**WRITTEN TASK**: Report only how many lines hold the word "реализации".

**RAW RECORDS**:

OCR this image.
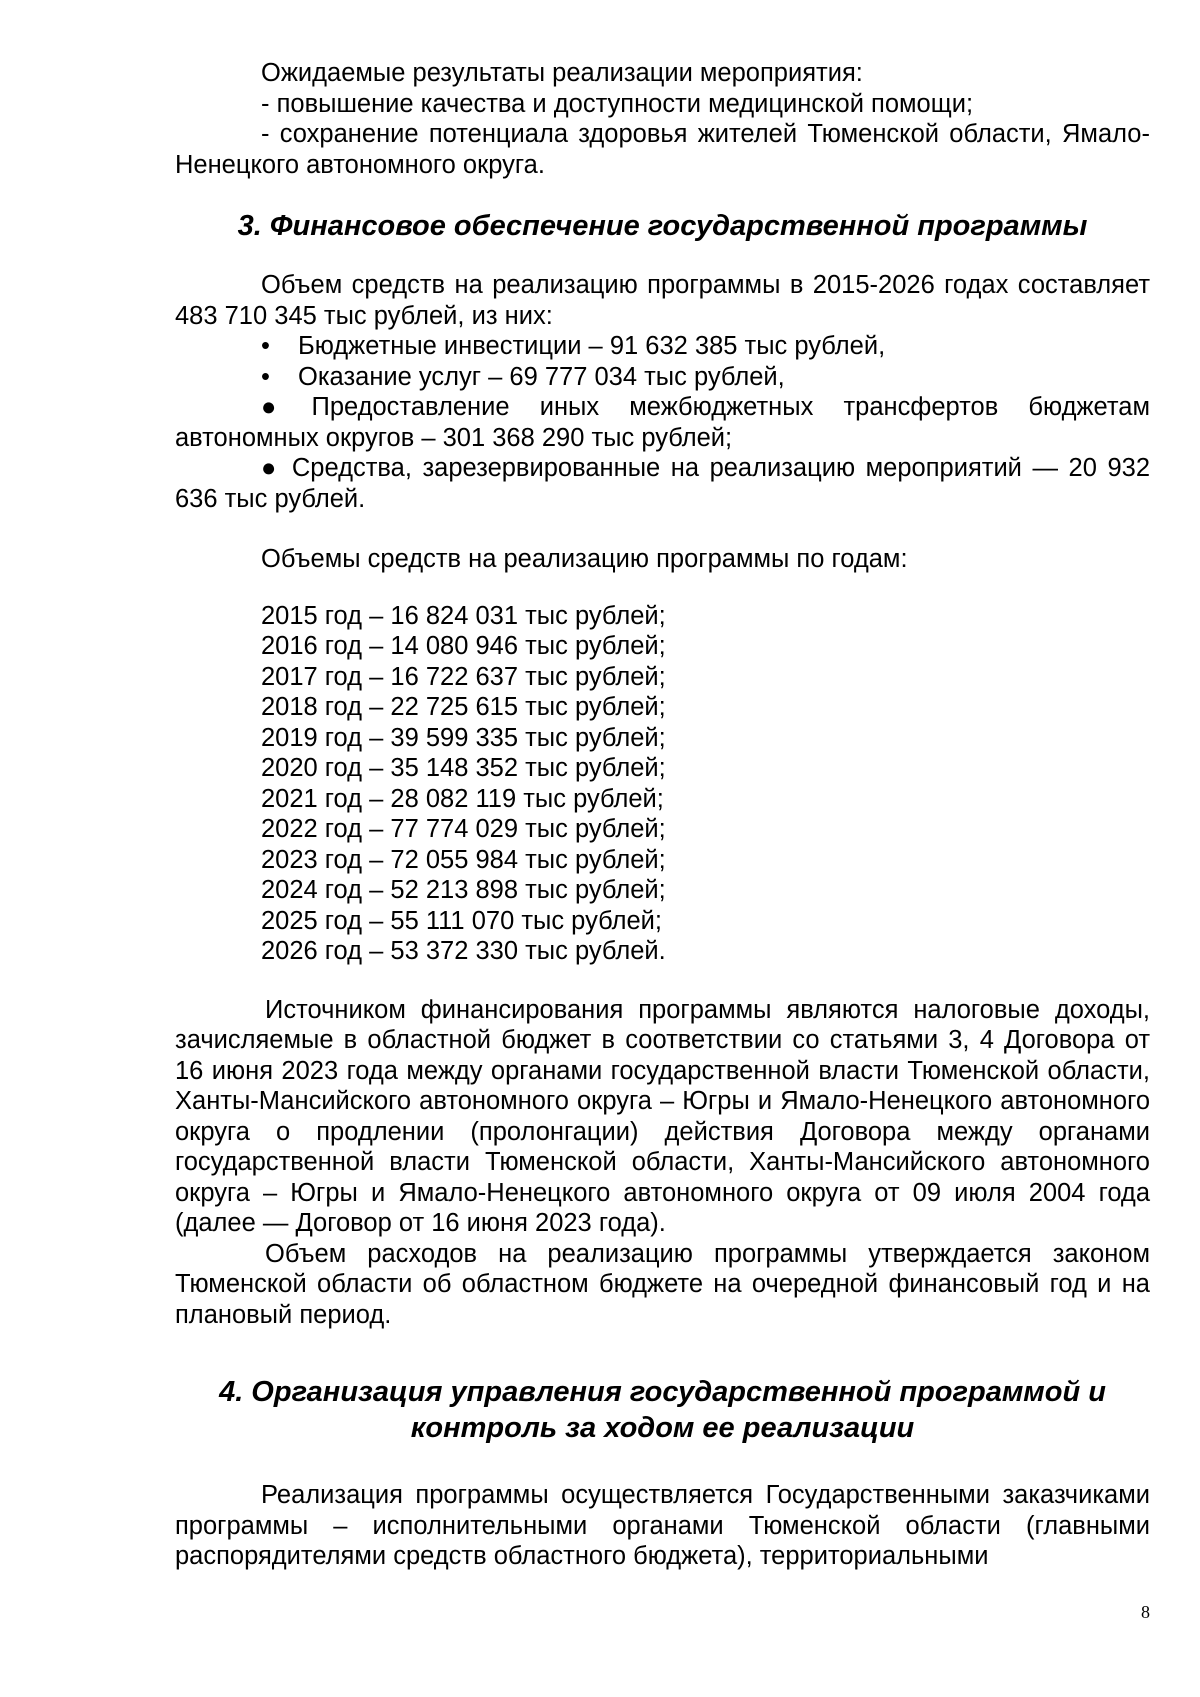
Ожидаемые результаты реализации мероприятия:

- повышение качества и доступности медицинской помощи;

- сохранение потенциала здоровья жителей Тюменской области, Ямало-Ненецкого автономного округа.

3. Финансовое обеспечение государственной программы

Объем средств на реализацию программы в 2015-2026 годах составляет 483 710 345 тыс рублей, из них:

•	Бюджетные инвестиции – 91 632 385 тыс рублей,
•	Оказание услуг – 69 777 034 тыс рублей,

● Предоставление иных межбюджетных трансфертов бюджетам автономных округов – 301 368 290 тыс рублей;

● Средства, зарезервированные на реализацию мероприятий — 20 932 636 тыс рублей.

Объемы средств на реализацию программы по годам:

2015 год – 16 824 031 тыс рублей;
2016 год – 14 080 946 тыс рублей;
2017 год – 16 722 637 тыс рублей;
2018 год – 22 725 615 тыс рублей;
2019 год – 39 599 335 тыс рублей;
2020 год – 35 148 352 тыс рублей;
2021 год – 28 082 119 тыс рублей;
2022 год – 77 774 029 тыс рублей;
2023 год – 72 055 984 тыс рублей;
2024 год – 52 213 898 тыс рублей;
2025 год – 55 111 070 тыс рублей;
2026 год – 53 372 330 тыс рублей.

Источником финансирования программы являются налоговые доходы, зачисляемые в областной бюджет в соответствии со статьями 3, 4 Договора от 16 июня 2023 года между органами государственной власти Тюменской области, Ханты-Мансийского автономного округа – Югры и Ямало-Ненецкого автономного округа о продлении (пролонгации) действия Договора между органами государственной власти Тюменской области, Ханты-Мансийского автономного округа – Югры и Ямало-Ненецкого автономного округа от 09 июля 2004 года (далее — Договор от 16 июня 2023 года).

Объем расходов на реализацию программы утверждается законом Тюменской области об областном бюджете на очередной финансовый год и на плановый период.

4. Организация управления государственной программой и
контроль за ходом ее реализации

Реализация программы осуществляется Государственными заказчиками программы – исполнительными органами Тюменской области (главными распорядителями средств областного бюджета), территориальными

8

**EXPECTED ANSWER**: 2